> **MATERIAL FOR THIS TASK**:
⟨

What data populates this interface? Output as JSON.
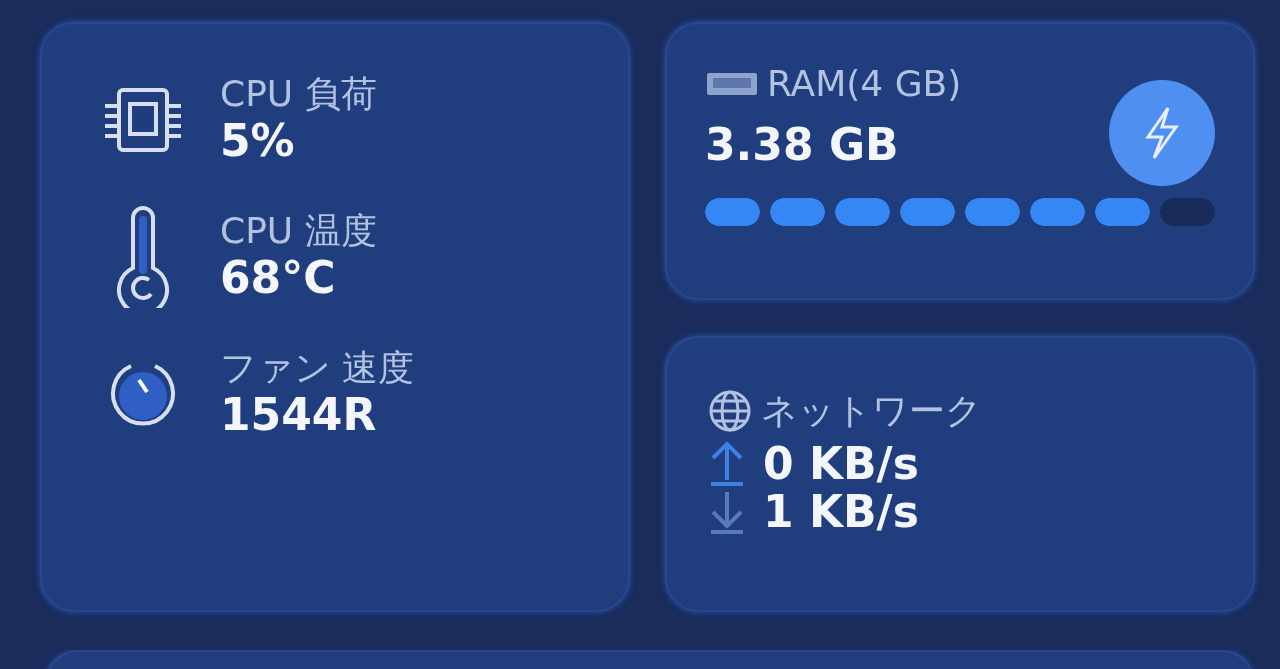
{
  "system_metrics": [
    {
      "kind": "cpu",
      "label": "CPU 負荷",
      "value": "5%"
    },
    {
      "kind": "temperature",
      "label": "CPU 温度",
      "value": "68°C"
    },
    {
      "kind": "fan",
      "label": "ファン 速度",
      "value": "1544R"
    }
  ],
  "ram": {
    "label": "RAM(4 GB)",
    "value": "3.38 GB",
    "level": 0.875
  },
  "network": {
    "label": "ネットワーク",
    "rates": [
      {
        "kind": "upload",
        "value": "0 KB/s"
      },
      {
        "kind": "download",
        "value": "1 KB/s"
      }
    ]
  }
}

⟩

> **WHAT YOU ARE ASKED TO DO**: Every record is to be reproduced exactly, with no pictures included.

> **RESULT FOR THIS TASK**:
What data populates this interface? Output as JSON.
{
  "system_metrics": [
    {
      "kind": "cpu",
      "label": "CPU 負荷",
      "value": "5%"
    },
    {
      "kind": "temperature",
      "label": "CPU 温度",
      "value": "68°C"
    },
    {
      "kind": "fan",
      "label": "ファン 速度",
      "value": "1544R"
    }
  ],
  "ram": {
    "label": "RAM(4 GB)",
    "value": "3.38 GB",
    "level": 0.875
  },
  "network": {
    "label": "ネットワーク",
    "rates": [
      {
        "kind": "upload",
        "value": "0 KB/s"
      },
      {
        "kind": "download",
        "value": "1 KB/s"
      }
    ]
  }
}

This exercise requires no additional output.